> _WHAT IS NEEDED_:
Quote the records that follow in full, leaving the pictures out.

> _INPUT MATERIAL_:

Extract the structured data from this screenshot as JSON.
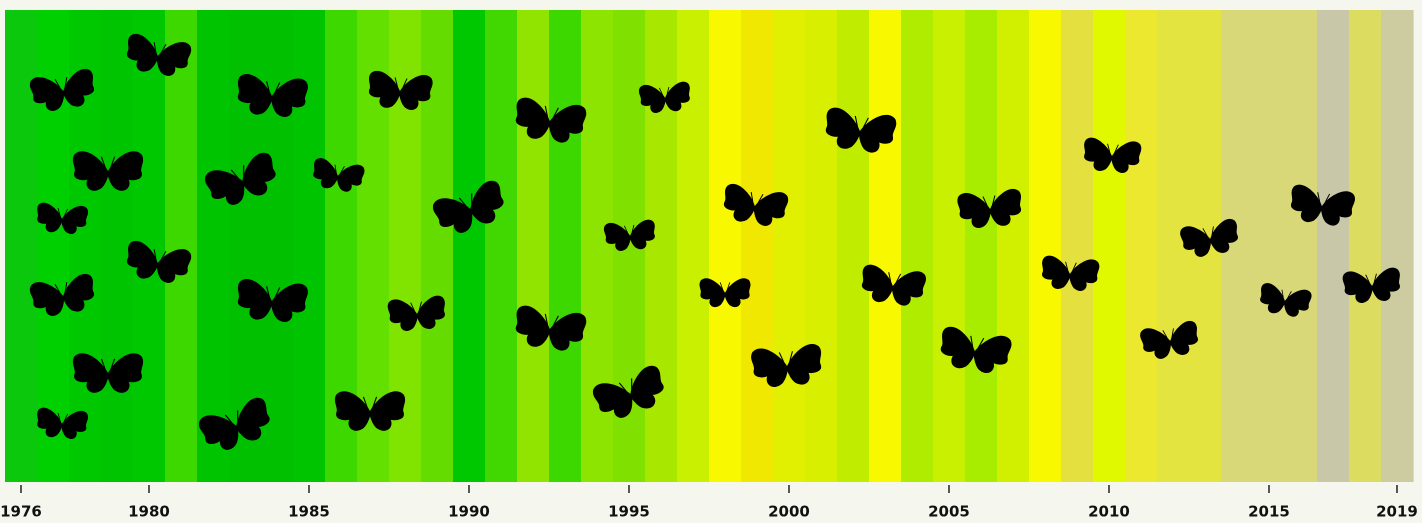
{
  "chart_data": {
    "type": "stripes",
    "x": [
      1976,
      1977,
      1978,
      1979,
      1980,
      1981,
      1982,
      1983,
      1984,
      1985,
      1986,
      1987,
      1988,
      1989,
      1990,
      1991,
      1992,
      1993,
      1994,
      1995,
      1996,
      1997,
      1998,
      1999,
      2000,
      2001,
      2002,
      2003,
      2004,
      2005,
      2006,
      2007,
      2008,
      2009,
      2010,
      2011,
      2012,
      2013,
      2014,
      2015,
      2016,
      2017,
      2018,
      2019
    ],
    "colors": [
      "#0cc80c",
      "#00d000",
      "#00c800",
      "#00c400",
      "#00c800",
      "#3cd800",
      "#00c400",
      "#00c000",
      "#00c000",
      "#00c400",
      "#3cd800",
      "#64e000",
      "#80e400",
      "#64dc00",
      "#00c800",
      "#40d800",
      "#90e400",
      "#3cd800",
      "#8ce400",
      "#80e000",
      "#a8e800",
      "#c8f000",
      "#f8f800",
      "#f0e800",
      "#e0f000",
      "#d8f000",
      "#c0ec00",
      "#f8f800",
      "#b0ec00",
      "#c8f000",
      "#a8ec00",
      "#d0f000",
      "#f8f800",
      "#e4e040",
      "#e0f800",
      "#ece830",
      "#e4e440",
      "#e4e440",
      "#d8d878",
      "#d8d878",
      "#d8d878",
      "#c8c8a8",
      "#dcdc60",
      "#cccca0"
    ],
    "xlim": [
      1975.5,
      2019.5
    ],
    "xticks": [
      1976,
      1980,
      1985,
      1990,
      1995,
      2000,
      2005,
      2010,
      2015,
      2019
    ]
  }
}
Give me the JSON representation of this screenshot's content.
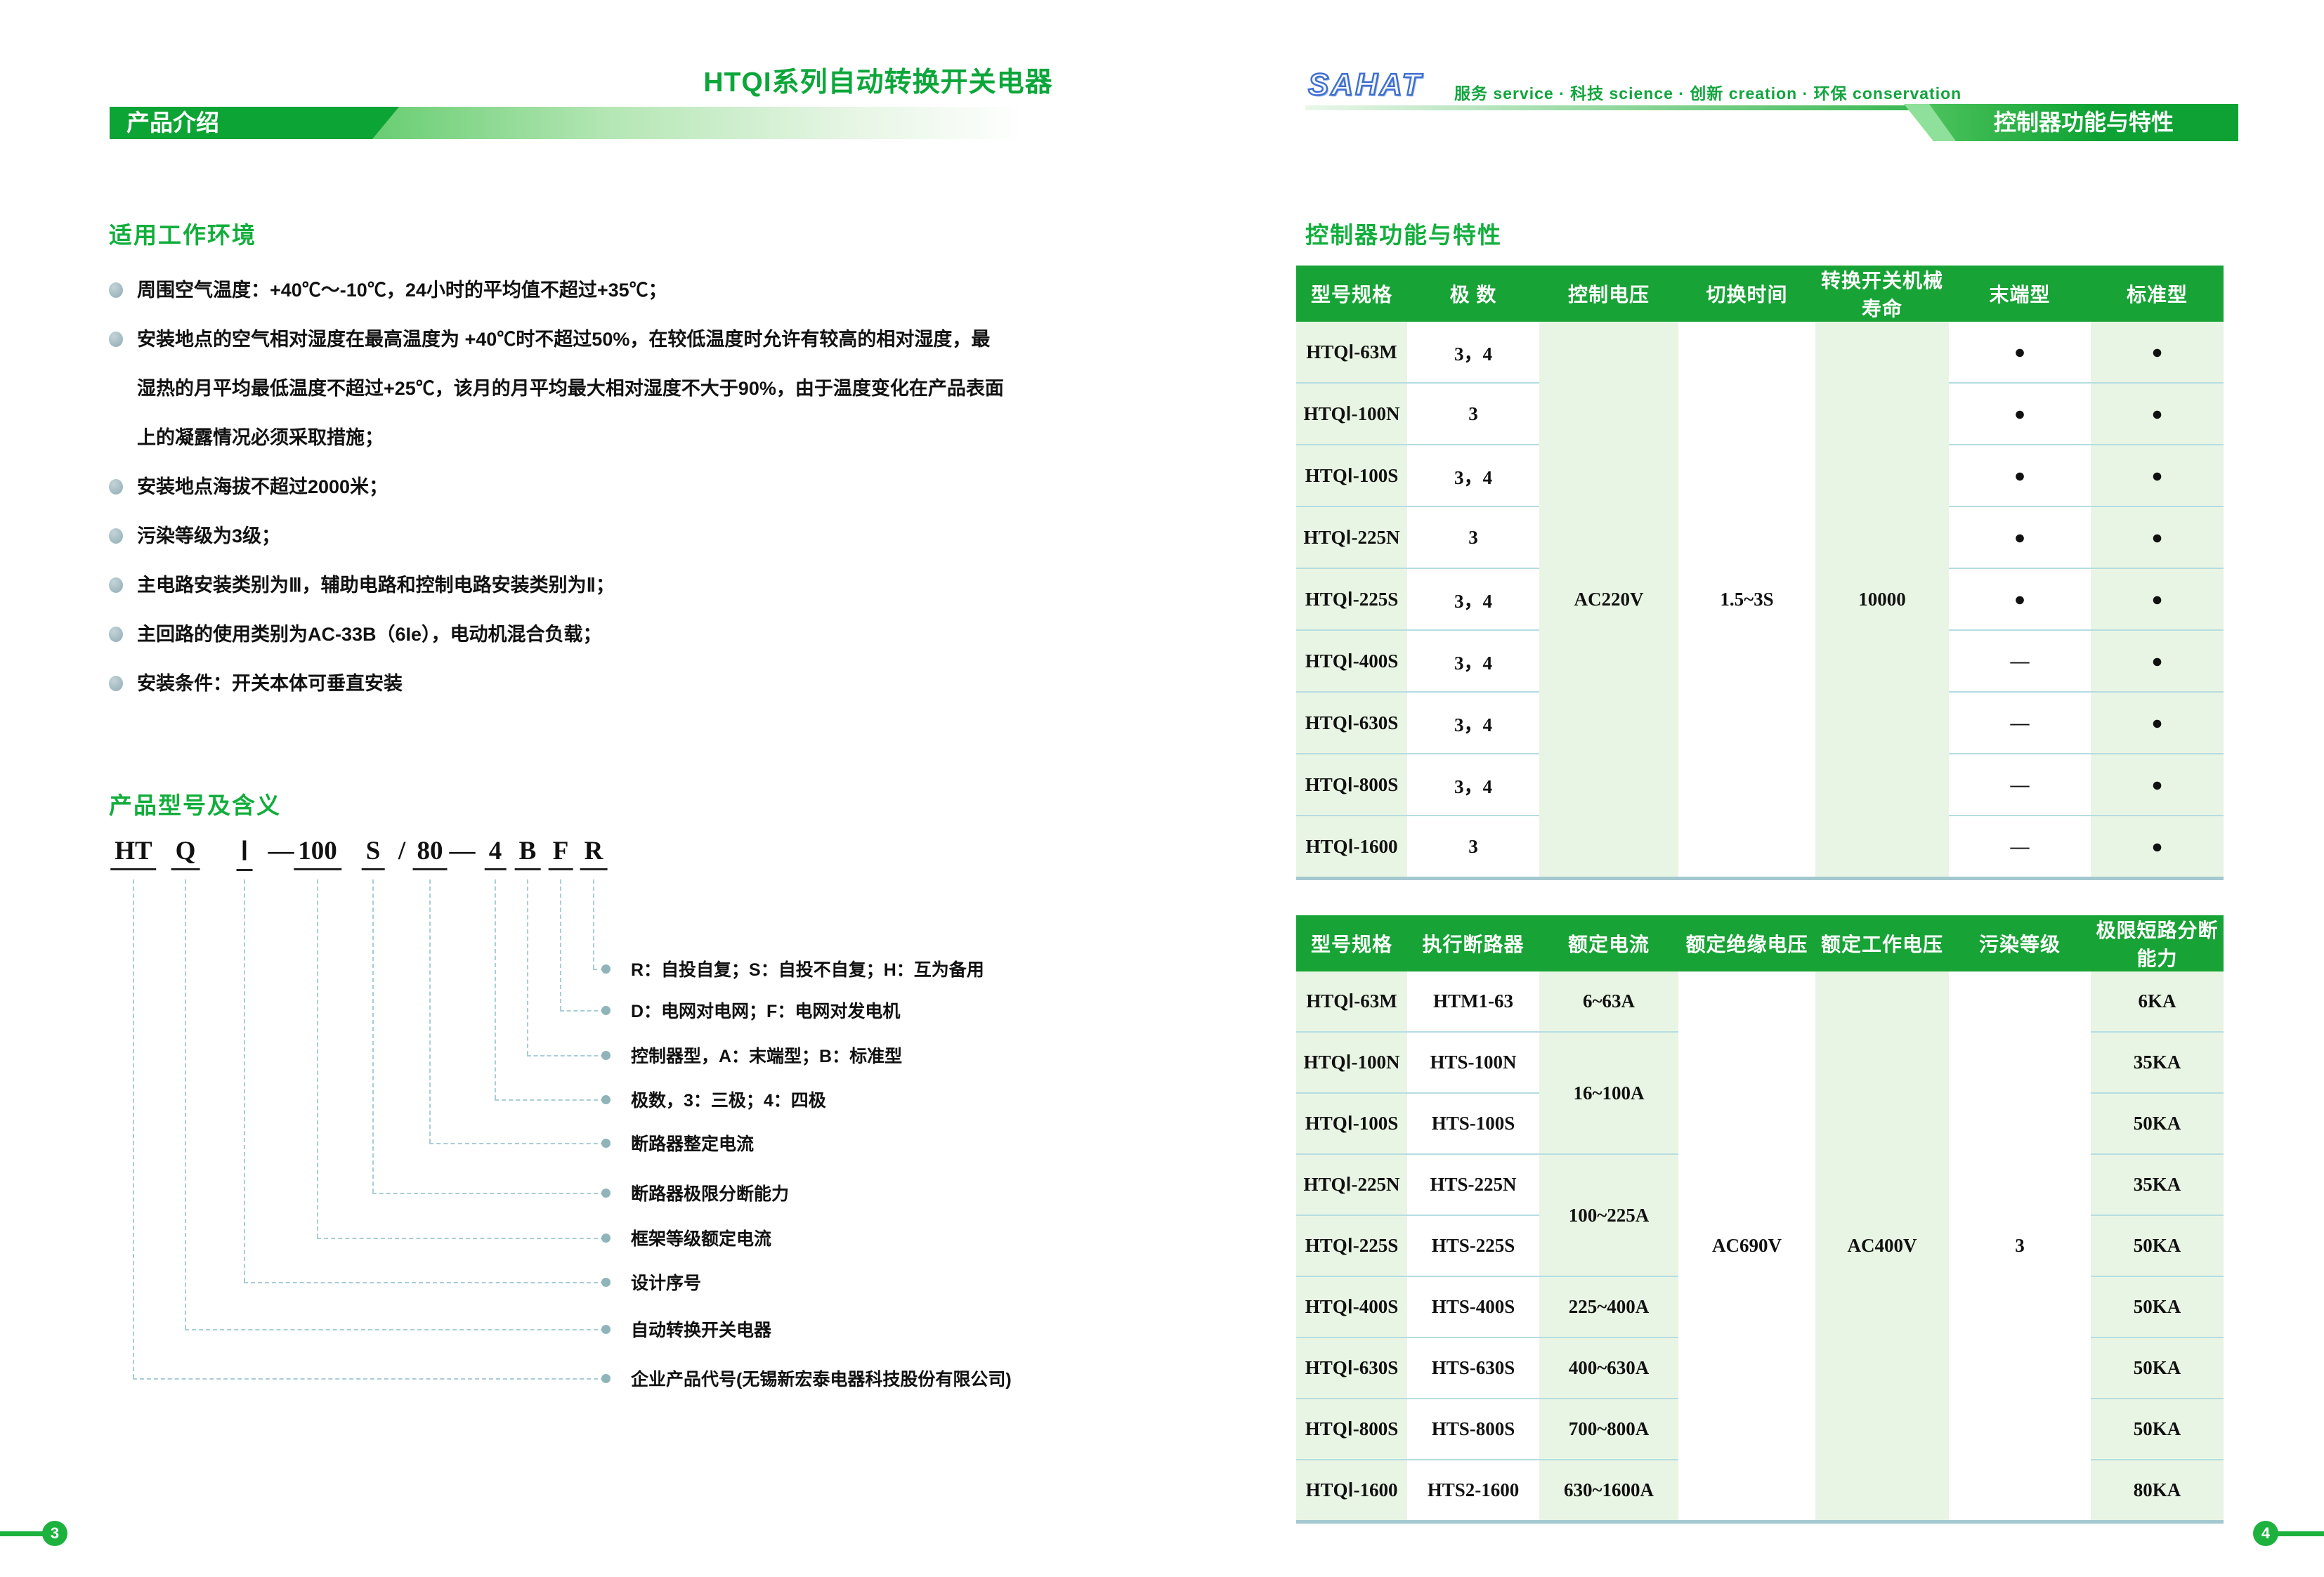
{
  "colors": {
    "accent_green": "#12ae3c",
    "banner_green": "#0ca434",
    "table_header_green": "#17a335",
    "light_cell_green": "#e9f5e4",
    "connector_teal": "#a9ced6",
    "logo_blue": "#3f6fd0"
  },
  "left_page": {
    "title": "HTQI系列自动转换开关电器",
    "banner": "产品介绍",
    "page_number": "3",
    "env_section": {
      "heading": "适用工作环境",
      "bullets": [
        "周围空气温度：+40℃～-10℃，24小时的平均值不超过+35℃；",
        "安装地点的空气相对湿度在最高温度为 +40℃时不超过50%，在较低温度时允许有较高的相对湿度，最\n湿热的月平均最低温度不超过+25℃，该月的月平均最大相对湿度不大于90%，由于温度变化在产品表面\n上的凝露情况必须采取措施；",
        "安装地点海拔不超过2000米；",
        "污染等级为3级；",
        "主电路安装类别为Ⅲ，辅助电路和控制电路安装类别为Ⅱ；",
        "主回路的使用类别为AC-33B（6Ie），电动机混合负载；",
        "安装条件：开关本体可垂直安装"
      ]
    },
    "model_section": {
      "heading": "产品型号及含义",
      "parts": [
        {
          "text": "HT",
          "underline": true
        },
        {
          "text": "Q",
          "underline": true
        },
        {
          "text": "Ⅰ",
          "underline": true
        },
        {
          "text": "—",
          "underline": false
        },
        {
          "text": "100",
          "underline": true
        },
        {
          "text": "S",
          "underline": true
        },
        {
          "text": "/",
          "underline": false
        },
        {
          "text": "80",
          "underline": true
        },
        {
          "text": "—",
          "underline": false
        },
        {
          "text": "4",
          "underline": true
        },
        {
          "text": "B",
          "underline": true
        },
        {
          "text": "F",
          "underline": true
        },
        {
          "text": "R",
          "underline": true
        }
      ],
      "labels": [
        "R：自投自复；S：自投不自复；H：互为备用",
        "D：电网对电网；F：电网对发电机",
        "控制器型，A：末端型；B：标准型",
        "极数，3：三极；4：四极",
        "断路器整定电流",
        "断路器极限分断能力",
        "框架等级额定电流",
        "设计序号",
        "自动转换开关电器",
        "企业产品代号(无锡新宏泰电器科技股份有限公司)"
      ]
    }
  },
  "right_page": {
    "logo": "SAHAT",
    "tagline": "服务 service · 科技 science · 创新 creation · 环保 conservation",
    "banner": "控制器功能与特性",
    "section_heading": "控制器功能与特性",
    "page_number": "4",
    "table1": {
      "headers": [
        "型号规格",
        "极 数",
        "控制电压",
        "切换时间",
        "转换开关机械寿命",
        "末端型",
        "标准型"
      ],
      "merged": {
        "control_voltage": "AC220V",
        "switching_time": "1.5~3S",
        "mechanical_life": "10000"
      },
      "rows": [
        {
          "model": "HTQⅠ-63M",
          "poles": "3，4",
          "terminal": "●",
          "standard": "●"
        },
        {
          "model": "HTQⅠ-100N",
          "poles": "3",
          "terminal": "●",
          "standard": "●"
        },
        {
          "model": "HTQⅠ-100S",
          "poles": "3，4",
          "terminal": "●",
          "standard": "●"
        },
        {
          "model": "HTQⅠ-225N",
          "poles": "3",
          "terminal": "●",
          "standard": "●"
        },
        {
          "model": "HTQⅠ-225S",
          "poles": "3，4",
          "terminal": "●",
          "standard": "●"
        },
        {
          "model": "HTQⅠ-400S",
          "poles": "3，4",
          "terminal": "—",
          "standard": "●"
        },
        {
          "model": "HTQⅠ-630S",
          "poles": "3，4",
          "terminal": "—",
          "standard": "●"
        },
        {
          "model": "HTQⅠ-800S",
          "poles": "3，4",
          "terminal": "—",
          "standard": "●"
        },
        {
          "model": "HTQⅠ-1600",
          "poles": "3",
          "terminal": "—",
          "standard": "●"
        }
      ]
    },
    "table2": {
      "headers": [
        "型号规格",
        "执行断路器",
        "额定电流",
        "额定绝缘电压",
        "额定工作电压",
        "污染等级",
        "极限短路分断能力"
      ],
      "merged": {
        "insulation_voltage": "AC690V",
        "working_voltage": "AC400V",
        "pollution_degree": "3"
      },
      "rows": [
        {
          "model": "HTQⅠ-63M",
          "breaker": "HTM1-63",
          "current": "6~63A",
          "current_span": 1,
          "breaking": "6KA"
        },
        {
          "model": "HTQⅠ-100N",
          "breaker": "HTS-100N",
          "current": "16~100A",
          "current_span": 2,
          "breaking": "35KA"
        },
        {
          "model": "HTQⅠ-100S",
          "breaker": "HTS-100S",
          "breaking": "50KA"
        },
        {
          "model": "HTQⅠ-225N",
          "breaker": "HTS-225N",
          "current": "100~225A",
          "current_span": 2,
          "breaking": "35KA"
        },
        {
          "model": "HTQⅠ-225S",
          "breaker": "HTS-225S",
          "breaking": "50KA"
        },
        {
          "model": "HTQⅠ-400S",
          "breaker": "HTS-400S",
          "current": "225~400A",
          "current_span": 1,
          "breaking": "50KA"
        },
        {
          "model": "HTQⅠ-630S",
          "breaker": "HTS-630S",
          "current": "400~630A",
          "current_span": 1,
          "breaking": "50KA"
        },
        {
          "model": "HTQⅠ-800S",
          "breaker": "HTS-800S",
          "current": "700~800A",
          "current_span": 1,
          "breaking": "50KA"
        },
        {
          "model": "HTQⅠ-1600",
          "breaker": "HTS2-1600",
          "current": "630~1600A",
          "current_span": 1,
          "breaking": "80KA"
        }
      ]
    }
  }
}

> _REPLY TO THE TASK_:
Extract the structured data from this screenshot as JSON.
{
  "chart_data": {
    "type": "stripes",
    "x": [
      1976,
      1977,
      1978,
      1979,
      1980,
      1981,
      1982,
      1983,
      1984,
      1985,
      1986,
      1987,
      1988,
      1989,
      1990,
      1991,
      1992,
      1993,
      1994,
      1995,
      1996,
      1997,
      1998,
      1999,
      2000,
      2001,
      2002,
      2003,
      2004,
      2005,
      2006,
      2007,
      2008,
      2009,
      2010,
      2011,
      2012,
      2013,
      2014,
      2015,
      2016,
      2017,
      2018,
      2019
    ],
    "colors": [
      "#0cc80c",
      "#00d000",
      "#00c800",
      "#00c400",
      "#00c800",
      "#3cd800",
      "#00c400",
      "#00c000",
      "#00c000",
      "#00c400",
      "#3cd800",
      "#64e000",
      "#80e400",
      "#64dc00",
      "#00c800",
      "#40d800",
      "#90e400",
      "#3cd800",
      "#8ce400",
      "#80e000",
      "#a8e800",
      "#c8f000",
      "#f8f800",
      "#f0e800",
      "#e0f000",
      "#d8f000",
      "#c0ec00",
      "#f8f800",
      "#b0ec00",
      "#c8f000",
      "#a8ec00",
      "#d0f000",
      "#f8f800",
      "#e4e040",
      "#e0f800",
      "#ece830",
      "#e4e440",
      "#e4e440",
      "#d8d878",
      "#d8d878",
      "#d8d878",
      "#c8c8a8",
      "#dcdc60",
      "#cccca0"
    ],
    "xlim": [
      1975.5,
      2019.5
    ],
    "xticks": [
      1976,
      1980,
      1985,
      1990,
      1995,
      2000,
      2005,
      2010,
      2015,
      2019
    ]
  }
}
Give me the JSON representation of this screenshot's content.
{
  "colors": {
    "accent_green": "#12ae3c",
    "banner_green": "#0ca434",
    "table_header_green": "#17a335",
    "light_cell_green": "#e9f5e4",
    "connector_teal": "#a9ced6",
    "logo_blue": "#3f6fd0"
  },
  "left_page": {
    "title": "HTQI系列自动转换开关电器",
    "banner": "产品介绍",
    "page_number": "3",
    "env_section": {
      "heading": "适用工作环境",
      "bullets": [
        "周围空气温度：+40℃～-10℃，24小时的平均值不超过+35℃；",
        "安装地点的空气相对湿度在最高温度为 +40℃时不超过50%，在较低温度时允许有较高的相对湿度，最\n湿热的月平均最低温度不超过+25℃，该月的月平均最大相对湿度不大于90%，由于温度变化在产品表面\n上的凝露情况必须采取措施；",
        "安装地点海拔不超过2000米；",
        "污染等级为3级；",
        "主电路安装类别为Ⅲ，辅助电路和控制电路安装类别为Ⅱ；",
        "主回路的使用类别为AC-33B（6Ie），电动机混合负载；",
        "安装条件：开关本体可垂直安装"
      ]
    },
    "model_section": {
      "heading": "产品型号及含义",
      "parts": [
        {
          "text": "HT",
          "underline": true
        },
        {
          "text": "Q",
          "underline": true
        },
        {
          "text": "Ⅰ",
          "underline": true
        },
        {
          "text": "—",
          "underline": false
        },
        {
          "text": "100",
          "underline": true
        },
        {
          "text": "S",
          "underline": true
        },
        {
          "text": "/",
          "underline": false
        },
        {
          "text": "80",
          "underline": true
        },
        {
          "text": "—",
          "underline": false
        },
        {
          "text": "4",
          "underline": true
        },
        {
          "text": "B",
          "underline": true
        },
        {
          "text": "F",
          "underline": true
        },
        {
          "text": "R",
          "underline": true
        }
      ],
      "labels": [
        "R：自投自复；S：自投不自复；H：互为备用",
        "D：电网对电网；F：电网对发电机",
        "控制器型，A：末端型；B：标准型",
        "极数，3：三极；4：四极",
        "断路器整定电流",
        "断路器极限分断能力",
        "框架等级额定电流",
        "设计序号",
        "自动转换开关电器",
        "企业产品代号(无锡新宏泰电器科技股份有限公司)"
      ]
    }
  },
  "right_page": {
    "logo": "SAHAT",
    "tagline": "服务 service · 科技 science · 创新 creation · 环保 conservation",
    "banner": "控制器功能与特性",
    "section_heading": "控制器功能与特性",
    "page_number": "4",
    "table1": {
      "headers": [
        "型号规格",
        "极 数",
        "控制电压",
        "切换时间",
        "转换开关机械寿命",
        "末端型",
        "标准型"
      ],
      "merged": {
        "control_voltage": "AC220V",
        "switching_time": "1.5~3S",
        "mechanical_life": "10000"
      },
      "rows": [
        {
          "model": "HTQⅠ-63M",
          "poles": "3，4",
          "terminal": "●",
          "standard": "●"
        },
        {
          "model": "HTQⅠ-100N",
          "poles": "3",
          "terminal": "●",
          "standard": "●"
        },
        {
          "model": "HTQⅠ-100S",
          "poles": "3，4",
          "terminal": "●",
          "standard": "●"
        },
        {
          "model": "HTQⅠ-225N",
          "poles": "3",
          "terminal": "●",
          "standard": "●"
        },
        {
          "model": "HTQⅠ-225S",
          "poles": "3，4",
          "terminal": "●",
          "standard": "●"
        },
        {
          "model": "HTQⅠ-400S",
          "poles": "3，4",
          "terminal": "—",
          "standard": "●"
        },
        {
          "model": "HTQⅠ-630S",
          "poles": "3，4",
          "terminal": "—",
          "standard": "●"
        },
        {
          "model": "HTQⅠ-800S",
          "poles": "3，4",
          "terminal": "—",
          "standard": "●"
        },
        {
          "model": "HTQⅠ-1600",
          "poles": "3",
          "terminal": "—",
          "standard": "●"
        }
      ]
    },
    "table2": {
      "headers": [
        "型号规格",
        "执行断路器",
        "额定电流",
        "额定绝缘电压",
        "额定工作电压",
        "污染等级",
        "极限短路分断能力"
      ],
      "merged": {
        "insulation_voltage": "AC690V",
        "working_voltage": "AC400V",
        "pollution_degree": "3"
      },
      "rows": [
        {
          "model": "HTQⅠ-63M",
          "breaker": "HTM1-63",
          "current": "6~63A",
          "current_span": 1,
          "breaking": "6KA"
        },
        {
          "model": "HTQⅠ-100N",
          "breaker": "HTS-100N",
          "current": "16~100A",
          "current_span": 2,
          "breaking": "35KA"
        },
        {
          "model": "HTQⅠ-100S",
          "breaker": "HTS-100S",
          "breaking": "50KA"
        },
        {
          "model": "HTQⅠ-225N",
          "breaker": "HTS-225N",
          "current": "100~225A",
          "current_span": 2,
          "breaking": "35KA"
        },
        {
          "model": "HTQⅠ-225S",
          "breaker": "HTS-225S",
          "breaking": "50KA"
        },
        {
          "model": "HTQⅠ-400S",
          "breaker": "HTS-400S",
          "current": "225~400A",
          "current_span": 1,
          "breaking": "50KA"
        },
        {
          "model": "HTQⅠ-630S",
          "breaker": "HTS-630S",
          "current": "400~630A",
          "current_span": 1,
          "breaking": "50KA"
        },
        {
          "model": "HTQⅠ-800S",
          "breaker": "HTS-800S",
          "current": "700~800A",
          "current_span": 1,
          "breaking": "50KA"
        },
        {
          "model": "HTQⅠ-1600",
          "breaker": "HTS2-1600",
          "current": "630~1600A",
          "current_span": 1,
          "breaking": "80KA"
        }
      ]
    }
  }
}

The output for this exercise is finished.